Reproduce each line of the material precisely.

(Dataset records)
— Begin —
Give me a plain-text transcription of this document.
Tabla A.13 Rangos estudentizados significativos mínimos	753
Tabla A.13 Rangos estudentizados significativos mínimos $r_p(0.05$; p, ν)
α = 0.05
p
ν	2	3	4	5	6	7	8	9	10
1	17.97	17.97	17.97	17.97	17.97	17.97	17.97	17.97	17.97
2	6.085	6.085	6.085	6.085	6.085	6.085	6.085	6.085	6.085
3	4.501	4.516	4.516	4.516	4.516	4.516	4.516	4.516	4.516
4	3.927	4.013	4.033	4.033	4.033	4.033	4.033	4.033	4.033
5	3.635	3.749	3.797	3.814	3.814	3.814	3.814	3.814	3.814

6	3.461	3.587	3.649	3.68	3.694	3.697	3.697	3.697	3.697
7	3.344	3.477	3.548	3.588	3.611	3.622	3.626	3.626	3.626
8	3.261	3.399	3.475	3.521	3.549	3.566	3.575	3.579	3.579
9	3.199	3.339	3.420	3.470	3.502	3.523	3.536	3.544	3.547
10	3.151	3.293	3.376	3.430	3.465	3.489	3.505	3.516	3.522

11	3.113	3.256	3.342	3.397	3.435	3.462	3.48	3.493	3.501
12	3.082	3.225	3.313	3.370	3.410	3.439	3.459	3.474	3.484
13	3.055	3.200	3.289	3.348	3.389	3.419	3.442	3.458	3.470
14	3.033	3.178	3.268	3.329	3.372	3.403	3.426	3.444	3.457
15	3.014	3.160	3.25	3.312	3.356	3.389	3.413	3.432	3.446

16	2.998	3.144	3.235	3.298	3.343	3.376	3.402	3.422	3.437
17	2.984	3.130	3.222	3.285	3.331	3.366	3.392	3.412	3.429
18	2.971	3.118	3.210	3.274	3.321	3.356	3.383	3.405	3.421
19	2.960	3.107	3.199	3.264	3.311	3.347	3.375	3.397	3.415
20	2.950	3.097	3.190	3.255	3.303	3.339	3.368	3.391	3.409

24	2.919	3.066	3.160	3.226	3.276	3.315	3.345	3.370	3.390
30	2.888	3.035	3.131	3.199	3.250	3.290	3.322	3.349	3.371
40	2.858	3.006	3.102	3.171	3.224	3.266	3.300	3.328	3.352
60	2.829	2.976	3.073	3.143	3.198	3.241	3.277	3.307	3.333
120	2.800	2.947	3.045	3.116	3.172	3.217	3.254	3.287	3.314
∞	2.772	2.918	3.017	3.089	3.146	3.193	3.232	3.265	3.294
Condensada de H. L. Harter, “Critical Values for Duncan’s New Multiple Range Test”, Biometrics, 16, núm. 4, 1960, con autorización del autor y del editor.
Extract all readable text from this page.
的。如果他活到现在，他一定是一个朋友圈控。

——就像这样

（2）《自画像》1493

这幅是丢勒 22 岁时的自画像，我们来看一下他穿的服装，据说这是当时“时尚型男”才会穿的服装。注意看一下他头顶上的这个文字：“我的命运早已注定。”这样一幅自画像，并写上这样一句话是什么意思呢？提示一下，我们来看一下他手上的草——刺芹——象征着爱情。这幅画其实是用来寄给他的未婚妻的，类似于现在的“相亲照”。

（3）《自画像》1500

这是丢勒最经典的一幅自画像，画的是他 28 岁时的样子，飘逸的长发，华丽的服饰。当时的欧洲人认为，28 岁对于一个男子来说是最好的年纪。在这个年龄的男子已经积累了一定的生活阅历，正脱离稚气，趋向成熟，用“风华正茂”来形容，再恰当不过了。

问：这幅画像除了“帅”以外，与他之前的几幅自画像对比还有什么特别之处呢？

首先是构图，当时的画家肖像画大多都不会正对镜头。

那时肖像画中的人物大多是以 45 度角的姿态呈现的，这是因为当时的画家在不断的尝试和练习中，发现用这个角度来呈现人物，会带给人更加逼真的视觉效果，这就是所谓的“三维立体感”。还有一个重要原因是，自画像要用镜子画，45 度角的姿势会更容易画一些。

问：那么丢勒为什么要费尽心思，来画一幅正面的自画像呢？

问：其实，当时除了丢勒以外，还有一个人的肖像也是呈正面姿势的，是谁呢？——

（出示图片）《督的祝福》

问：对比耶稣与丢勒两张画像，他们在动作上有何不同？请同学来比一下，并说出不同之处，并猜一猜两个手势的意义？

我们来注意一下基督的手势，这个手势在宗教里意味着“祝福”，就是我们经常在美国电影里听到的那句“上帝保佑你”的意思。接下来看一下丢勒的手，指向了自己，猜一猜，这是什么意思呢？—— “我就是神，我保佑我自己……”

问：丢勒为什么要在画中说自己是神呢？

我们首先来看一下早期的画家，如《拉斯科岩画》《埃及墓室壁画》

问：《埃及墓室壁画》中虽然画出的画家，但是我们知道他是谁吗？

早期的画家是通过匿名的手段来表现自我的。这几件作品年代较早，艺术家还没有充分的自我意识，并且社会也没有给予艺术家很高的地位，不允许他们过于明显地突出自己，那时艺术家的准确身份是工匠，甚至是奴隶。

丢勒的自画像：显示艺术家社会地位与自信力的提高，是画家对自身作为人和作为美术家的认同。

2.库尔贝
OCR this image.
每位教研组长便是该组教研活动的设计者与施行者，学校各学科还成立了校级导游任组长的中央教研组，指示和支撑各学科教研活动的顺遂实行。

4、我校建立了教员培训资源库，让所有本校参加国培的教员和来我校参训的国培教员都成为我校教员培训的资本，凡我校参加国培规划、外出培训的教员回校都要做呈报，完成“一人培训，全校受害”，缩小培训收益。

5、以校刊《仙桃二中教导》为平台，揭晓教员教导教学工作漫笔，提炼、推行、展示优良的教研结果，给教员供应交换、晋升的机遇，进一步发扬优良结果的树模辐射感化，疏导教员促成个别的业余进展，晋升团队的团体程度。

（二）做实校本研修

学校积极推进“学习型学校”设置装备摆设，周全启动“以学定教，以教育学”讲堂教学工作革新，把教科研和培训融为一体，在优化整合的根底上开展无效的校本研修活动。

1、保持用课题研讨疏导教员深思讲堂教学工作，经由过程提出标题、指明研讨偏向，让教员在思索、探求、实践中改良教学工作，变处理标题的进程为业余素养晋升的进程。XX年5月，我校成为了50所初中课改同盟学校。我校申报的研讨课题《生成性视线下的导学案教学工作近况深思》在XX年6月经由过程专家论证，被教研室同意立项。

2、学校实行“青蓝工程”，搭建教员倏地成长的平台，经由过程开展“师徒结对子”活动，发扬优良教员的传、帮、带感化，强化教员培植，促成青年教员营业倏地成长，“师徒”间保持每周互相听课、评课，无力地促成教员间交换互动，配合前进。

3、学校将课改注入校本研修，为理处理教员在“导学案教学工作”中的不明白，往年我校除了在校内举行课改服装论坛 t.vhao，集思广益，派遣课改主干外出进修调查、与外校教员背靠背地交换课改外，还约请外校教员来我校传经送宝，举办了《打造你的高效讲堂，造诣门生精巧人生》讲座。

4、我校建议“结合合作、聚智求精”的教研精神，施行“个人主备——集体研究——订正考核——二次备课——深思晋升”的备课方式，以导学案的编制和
— End —
SOLVED EXERCISE:
Give me a plain-text transcription of this document.
Tabla A.13 Rangos estudentizados significativos mínimos	753
Tabla A.13 Rangos estudentizados significativos mínimos $r_p(0.05$; p, ν)
α = 0.05
p
ν	2	3	4	5	6	7	8	9	10
1	17.97	17.97	17.97	17.97	17.97	17.97	17.97	17.97	17.97
2	6.085	6.085	6.085	6.085	6.085	6.085	6.085	6.085	6.085
3	4.501	4.516	4.516	4.516	4.516	4.516	4.516	4.516	4.516
4	3.927	4.013	4.033	4.033	4.033	4.033	4.033	4.033	4.033
5	3.635	3.749	3.797	3.814	3.814	3.814	3.814	3.814	3.814

6	3.461	3.587	3.649	3.68	3.694	3.697	3.697	3.697	3.697
7	3.344	3.477	3.548	3.588	3.611	3.622	3.626	3.626	3.626
8	3.261	3.399	3.475	3.521	3.549	3.566	3.575	3.579	3.579
9	3.199	3.339	3.420	3.470	3.502	3.523	3.536	3.544	3.547
10	3.151	3.293	3.376	3.430	3.465	3.489	3.505	3.516	3.522

11	3.113	3.256	3.342	3.397	3.435	3.462	3.48	3.493	3.501
12	3.082	3.225	3.313	3.370	3.410	3.439	3.459	3.474	3.484
13	3.055	3.200	3.289	3.348	3.389	3.419	3.442	3.458	3.470
14	3.033	3.178	3.268	3.329	3.372	3.403	3.426	3.444	3.457
15	3.014	3.160	3.25	3.312	3.356	3.389	3.413	3.432	3.446

16	2.998	3.144	3.235	3.298	3.343	3.376	3.402	3.422	3.437
17	2.984	3.130	3.222	3.285	3.331	3.366	3.392	3.412	3.429
18	2.971	3.118	3.210	3.274	3.321	3.356	3.383	3.405	3.421
19	2.960	3.107	3.199	3.264	3.311	3.347	3.375	3.397	3.415
20	2.950	3.097	3.190	3.255	3.303	3.339	3.368	3.391	3.409

24	2.919	3.066	3.160	3.226	3.276	3.315	3.345	3.370	3.390
30	2.888	3.035	3.131	3.199	3.250	3.290	3.322	3.349	3.371
40	2.858	3.006	3.102	3.171	3.224	3.266	3.300	3.328	3.352
60	2.829	2.976	3.073	3.143	3.198	3.241	3.277	3.307	3.333
120	2.800	2.947	3.045	3.116	3.172	3.217	3.254	3.287	3.314
∞	2.772	2.918	3.017	3.089	3.146	3.193	3.232	3.265	3.294
Condensada de H. L. Harter, “Critical Values for Duncan’s New Multiple Range Test”, Biometrics, 16, núm. 4, 1960, con autorización del autor y del editor.
Extract all readable text from this page.
的。如果他活到现在，他一定是一个朋友圈控。

——就像这样

（2）《自画像》1493

这幅是丢勒 22 岁时的自画像，我们来看一下他穿的服装，据说这是当时“时尚型男”才会穿的服装。注意看一下他头顶上的这个文字：“我的命运早已注定。”这样一幅自画像，并写上这样一句话是什么意思呢？提示一下，我们来看一下他手上的草——刺芹——象征着爱情。这幅画其实是用来寄给他的未婚妻的，类似于现在的“相亲照”。

（3）《自画像》1500

这是丢勒最经典的一幅自画像，画的是他 28 岁时的样子，飘逸的长发，华丽的服饰。当时的欧洲人认为，28 岁对于一个男子来说是最好的年纪。在这个年龄的男子已经积累了一定的生活阅历，正脱离稚气，趋向成熟，用“风华正茂”来形容，再恰当不过了。

问：这幅画像除了“帅”以外，与他之前的几幅自画像对比还有什么特别之处呢？

首先是构图，当时的画家肖像画大多都不会正对镜头。

那时肖像画中的人物大多是以 45 度角的姿态呈现的，这是因为当时的画家在不断的尝试和练习中，发现用这个角度来呈现人物，会带给人更加逼真的视觉效果，这就是所谓的“三维立体感”。还有一个重要原因是，自画像要用镜子画，45 度角的姿势会更容易画一些。

问：那么丢勒为什么要费尽心思，来画一幅正面的自画像呢？

问：其实，当时除了丢勒以外，还有一个人的肖像也是呈正面姿势的，是谁呢？——

（出示图片）《督的祝福》

问：对比耶稣与丢勒两张画像，他们在动作上有何不同？请同学来比一下，并说出不同之处，并猜一猜两个手势的意义？

我们来注意一下基督的手势，这个手势在宗教里意味着“祝福”，就是我们经常在美国电影里听到的那句“上帝保佑你”的意思。接下来看一下丢勒的手，指向了自己，猜一猜，这是什么意思呢？—— “我就是神，我保佑我自己……”

问：丢勒为什么要在画中说自己是神呢？

我们首先来看一下早期的画家，如《拉斯科岩画》《埃及墓室壁画》

问：《埃及墓室壁画》中虽然画出的画家，但是我们知道他是谁吗？

早期的画家是通过匿名的手段来表现自我的。这几件作品年代较早，艺术家还没有充分的自我意识，并且社会也没有给予艺术家很高的地位，不允许他们过于明显地突出自己，那时艺术家的准确身份是工匠，甚至是奴隶。

丢勒的自画像：显示艺术家社会地位与自信力的提高，是画家对自身作为人和作为美术家的认同。

2.库尔贝
OCR this image.
每位教研组长便是该组教研活动的设计者与施行者，学校各学科还成立了校级导游任组长的中央教研组，指示和支撑各学科教研活动的顺遂实行。

4、我校建立了教员培训资源库，让所有本校参加国培的教员和来我校参训的国培教员都成为我校教员培训的资本，凡我校参加国培规划、外出培训的教员回校都要做呈报，完成“一人培训，全校受害”，缩小培训收益。

5、以校刊《仙桃二中教导》为平台，揭晓教员教导教学工作漫笔，提炼、推行、展示优良的教研结果，给教员供应交换、晋升的机遇，进一步发扬优良结果的树模辐射感化，疏导教员促成个别的业余进展，晋升团队的团体程度。

（二）做实校本研修

学校积极推进“学习型学校”设置装备摆设，周全启动“以学定教，以教育学”讲堂教学工作革新，把教科研和培训融为一体，在优化整合的根底上开展无效的校本研修活动。

1、保持用课题研讨疏导教员深思讲堂教学工作，经由过程提出标题、指明研讨偏向，让教员在思索、探求、实践中改良教学工作，变处理标题的进程为业余素养晋升的进程。XX年5月，我校成为了50所初中课改同盟学校。我校申报的研讨课题《生成性视线下的导学案教学工作近况深思》在XX年6月经由过程专家论证，被教研室同意立项。

2、学校实行“青蓝工程”，搭建教员倏地成长的平台，经由过程开展“师徒结对子”活动，发扬优良教员的传、帮、带感化，强化教员培植，促成青年教员营业倏地成长，“师徒”间保持每周互相听课、评课，无力地促成教员间交换互动，配合前进。

3、学校将课改注入校本研修，为理处理教员在“导学案教学工作”中的不明白，往年我校除了在校内举行课改服装论坛 t.vhao，集思广益，派遣课改主干外出进修调查、与外校教员背靠背地交换课改外，还约请外校教员来我校传经送宝，举办了《打造你的高效讲堂，造诣门生精巧人生》讲座。

4、我校建议“结合合作、聚智求精”的教研精神，施行“个人主备——集体研究——订正考核——二次备课——深思晋升”的备课方式，以导学案的编制和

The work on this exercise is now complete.